(Records from a collection of figures)
****************************************

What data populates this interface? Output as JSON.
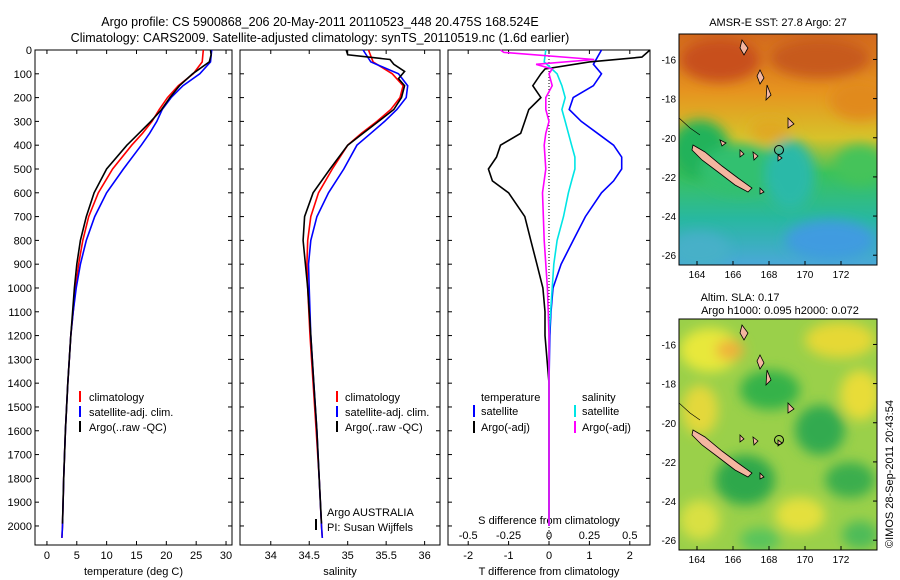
{
  "title": {
    "line1": "Argo profile: CS 5900868_206 20-May-2011 20110523_448 20.475S 168.524E",
    "line2": "Climatology: CARS2009. Satellite-adjusted climatology: synTS_20110519.nc (1.6d earlier)"
  },
  "colors": {
    "climatology": "#ff0000",
    "satellite": "#0000ff",
    "argo": "#000000",
    "salinity_sat": "#00e5e5",
    "salinity_argo": "#ff00ff"
  },
  "chart_data": [
    {
      "id": "temperature",
      "type": "line",
      "xlabel": "temperature (deg C)",
      "ylabel": "",
      "xlim": [
        -2,
        31
      ],
      "ylim": [
        2080,
        0
      ],
      "xticks": [
        "0",
        "5",
        "10",
        "15",
        "20",
        "25",
        "30"
      ],
      "xtick_values": [
        0,
        5,
        10,
        15,
        20,
        25,
        30
      ],
      "yticks": [
        "0",
        "100",
        "200",
        "300",
        "400",
        "500",
        "600",
        "700",
        "800",
        "900",
        "1000",
        "1100",
        "1200",
        "1300",
        "1400",
        "1500",
        "1600",
        "1700",
        "1800",
        "1900",
        "2000"
      ],
      "ytick_values": [
        0,
        100,
        200,
        300,
        400,
        500,
        600,
        700,
        800,
        900,
        1000,
        1100,
        1200,
        1300,
        1400,
        1500,
        1600,
        1700,
        1800,
        1900,
        2000
      ],
      "legend": [
        "climatology",
        "satellite-adj. clim.",
        "Argo(..raw -QC)"
      ],
      "series": [
        {
          "name": "climatology",
          "depth": [
            0,
            50,
            100,
            150,
            200,
            250,
            300,
            350,
            400,
            500,
            600,
            700,
            800,
            900,
            1000,
            1100,
            1200,
            1400,
            1600,
            1800,
            2000,
            2050
          ],
          "values": [
            26.2,
            26.0,
            24.5,
            22.0,
            20.2,
            18.8,
            17.6,
            16.0,
            14.2,
            11.0,
            8.6,
            7.0,
            6.0,
            5.3,
            4.8,
            4.4,
            4.0,
            3.5,
            3.1,
            2.8,
            2.6,
            2.5
          ]
        },
        {
          "name": "satellite-adj. clim.",
          "depth": [
            0,
            50,
            100,
            150,
            200,
            250,
            300,
            350,
            400,
            500,
            600,
            700,
            800,
            900,
            1000,
            1100,
            1200,
            1400,
            1600,
            1800,
            2000,
            2050
          ],
          "values": [
            27.6,
            27.4,
            25.6,
            22.8,
            20.8,
            19.3,
            18.4,
            17.2,
            15.8,
            12.8,
            10.0,
            8.0,
            6.6,
            5.6,
            4.9,
            4.4,
            4.0,
            3.5,
            3.1,
            2.8,
            2.6,
            2.5
          ]
        },
        {
          "name": "Argo(..raw -QC)",
          "depth": [
            0,
            20,
            50,
            100,
            150,
            200,
            250,
            300,
            350,
            400,
            500,
            600,
            700,
            800,
            900,
            1000,
            1100,
            1200,
            1400,
            1600,
            1800,
            1990
          ],
          "values": [
            27.4,
            27.5,
            27.2,
            24.4,
            22.2,
            20.6,
            19.2,
            17.4,
            15.4,
            13.4,
            10.0,
            7.9,
            6.6,
            5.6,
            5.0,
            4.6,
            4.3,
            4.0,
            3.5,
            3.1,
            2.8,
            2.6
          ]
        }
      ]
    },
    {
      "id": "salinity",
      "type": "line",
      "xlabel": "salinity",
      "xlim": [
        33.6,
        36.2
      ],
      "ylim": [
        2080,
        0
      ],
      "xticks": [
        "34",
        "34.5",
        "35",
        "35.5",
        "36"
      ],
      "xtick_values": [
        34,
        34.5,
        35,
        35.5,
        36
      ],
      "legend": [
        "climatology",
        "satellite-adj. clim.",
        "Argo(..raw -QC)"
      ],
      "annotation": {
        "line1": "Argo AUSTRALIA",
        "line2": "PI: Susan Wijffels"
      },
      "series": [
        {
          "name": "climatology",
          "depth": [
            0,
            50,
            100,
            150,
            200,
            250,
            300,
            350,
            400,
            500,
            600,
            700,
            800,
            900,
            1000,
            1200,
            1400,
            1600,
            1800,
            2000,
            2050
          ],
          "values": [
            35.27,
            35.33,
            35.58,
            35.72,
            35.68,
            35.56,
            35.38,
            35.18,
            35.0,
            34.8,
            34.62,
            34.52,
            34.48,
            34.47,
            34.48,
            34.51,
            34.55,
            34.59,
            34.63,
            34.66,
            34.67
          ]
        },
        {
          "name": "satellite-adj. clim.",
          "depth": [
            0,
            50,
            100,
            150,
            200,
            250,
            300,
            350,
            400,
            500,
            600,
            700,
            800,
            900,
            1000,
            1200,
            1400,
            1600,
            1800,
            2000,
            2050
          ],
          "values": [
            35.2,
            35.3,
            35.66,
            35.78,
            35.76,
            35.64,
            35.48,
            35.3,
            35.12,
            34.95,
            34.75,
            34.6,
            34.52,
            34.49,
            34.5,
            34.52,
            34.56,
            34.6,
            34.63,
            34.66,
            34.67
          ]
        },
        {
          "name": "Argo(..raw -QC)",
          "depth": [
            0,
            20,
            40,
            60,
            90,
            120,
            150,
            200,
            250,
            300,
            350,
            400,
            500,
            600,
            700,
            800,
            900,
            1000,
            1200,
            1400,
            1600,
            1800,
            1990
          ],
          "values": [
            34.98,
            35.0,
            35.55,
            35.6,
            35.74,
            35.66,
            35.74,
            35.7,
            35.6,
            35.4,
            35.2,
            35.0,
            34.77,
            34.55,
            34.44,
            34.42,
            34.45,
            34.48,
            34.52,
            34.56,
            34.6,
            34.63,
            34.66
          ]
        }
      ]
    },
    {
      "id": "difference",
      "type": "line",
      "xlabel": "T difference from climatology",
      "top_label": "S difference from climatology",
      "xlim": [
        -2.5,
        2.5
      ],
      "ylim": [
        2080,
        0
      ],
      "xticks": [
        "-2",
        "-1",
        "0",
        "1",
        "2"
      ],
      "xtick_values": [
        -2,
        -1,
        0,
        1,
        2
      ],
      "s_ticks": [
        "-0.5",
        "-0.25",
        "0",
        "0.25",
        "0.5"
      ],
      "s_tick_values": [
        -0.5,
        -0.25,
        0,
        0.25,
        0.5
      ],
      "legend_temperature": {
        "title": "temperature",
        "items": [
          "satellite",
          "Argo(-adj)"
        ]
      },
      "legend_salinity": {
        "title": "salinity",
        "items": [
          "satellite",
          "Argo(-adj)"
        ]
      },
      "series": [
        {
          "name": "temperature satellite",
          "depth": [
            0,
            60,
            100,
            150,
            200,
            250,
            300,
            350,
            400,
            450,
            500,
            550,
            600,
            700,
            800,
            900,
            1000,
            1100,
            1200,
            1400,
            1600,
            1800,
            2000
          ],
          "values": [
            1.3,
            1.1,
            1.3,
            1.1,
            0.6,
            0.5,
            0.8,
            1.2,
            1.6,
            1.8,
            1.8,
            1.6,
            1.3,
            0.9,
            0.6,
            0.3,
            0.1,
            0.05,
            0.02,
            0.0,
            0.0,
            0.0,
            0.0
          ]
        },
        {
          "name": "temperature Argo(-adj)",
          "depth": [
            0,
            30,
            50,
            80,
            100,
            150,
            200,
            250,
            300,
            350,
            400,
            450,
            500,
            550,
            600,
            700,
            800,
            900,
            1000,
            1100,
            1200,
            1300,
            1400,
            1600,
            1800,
            2000
          ],
          "values": [
            2.5,
            2.3,
            1.0,
            -0.1,
            -0.2,
            -0.4,
            -0.2,
            -0.5,
            -0.6,
            -0.7,
            -1.2,
            -1.3,
            -1.5,
            -1.4,
            -1.0,
            -0.6,
            -0.45,
            -0.3,
            -0.15,
            -0.1,
            -0.1,
            -0.05,
            0.0,
            0.0,
            0.0,
            0.0
          ]
        },
        {
          "name": "salinity satellite",
          "depth": [
            0,
            50,
            100,
            150,
            200,
            250,
            300,
            350,
            400,
            450,
            500,
            550,
            600,
            700,
            800,
            900,
            1000,
            1100,
            1200,
            1400,
            1600,
            1800,
            2000
          ],
          "values": [
            -0.02,
            -0.03,
            0.05,
            0.08,
            0.1,
            0.08,
            0.1,
            0.12,
            0.14,
            0.16,
            0.16,
            0.14,
            0.12,
            0.09,
            0.05,
            0.03,
            0.02,
            0.01,
            0.0,
            0.0,
            0.0,
            0.0,
            0.0
          ]
        },
        {
          "name": "salinity Argo(-adj)",
          "depth": [
            0,
            10,
            40,
            60,
            80,
            100,
            150,
            200,
            250,
            300,
            350,
            400,
            500,
            600,
            800,
            1000,
            1200,
            1400,
            1600,
            1800,
            2000
          ],
          "values": [
            -0.3,
            -0.28,
            0.28,
            -0.08,
            0.02,
            0.0,
            0.02,
            -0.02,
            -0.02,
            0.0,
            -0.02,
            -0.03,
            -0.02,
            -0.04,
            -0.03,
            -0.01,
            0.0,
            0.0,
            0.0,
            0.0,
            0.0
          ]
        }
      ]
    },
    {
      "id": "sst_map",
      "type": "heatmap",
      "title": "AMSR-E SST: 27.8 Argo: 27",
      "xticks": [
        "164",
        "166",
        "168",
        "170",
        "172"
      ],
      "xtick_values": [
        164,
        166,
        168,
        170,
        172
      ],
      "yticks": [
        "-16",
        "-18",
        "-20",
        "-22",
        "-24",
        "-26"
      ],
      "ytick_values": [
        -16,
        -18,
        -20,
        -22,
        -24,
        -26
      ],
      "xlim": [
        163,
        174
      ],
      "ylim": [
        -26.5,
        -14.7
      ],
      "argo_position": {
        "lon": 168.524,
        "lat": -20.475
      }
    },
    {
      "id": "sla_map",
      "type": "heatmap",
      "title_line1": "Altim. SLA: 0.17",
      "title_line2": "Argo h1000: 0.095 h2000: 0.072",
      "xticks": [
        "164",
        "166",
        "168",
        "170",
        "172"
      ],
      "xtick_values": [
        164,
        166,
        168,
        170,
        172
      ],
      "yticks": [
        "-16",
        "-18",
        "-20",
        "-22",
        "-24",
        "-26"
      ],
      "ytick_values": [
        -16,
        -18,
        -20,
        -22,
        -24,
        -26
      ],
      "xlim": [
        163,
        174
      ],
      "ylim": [
        -26.5,
        -14.7
      ],
      "argo_position": {
        "lon": 168.524,
        "lat": -20.475
      }
    }
  ],
  "credit": "©IMOS 28-Sep-2011 20:43:54"
}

****************************************

### Given exercise:
Scan the lines for the string "difference". Copy out each line that matches.

### Exercise output:
      "id": "difference",
      "xlabel": "T difference from climatology",
      "top_label": "S difference from climatology",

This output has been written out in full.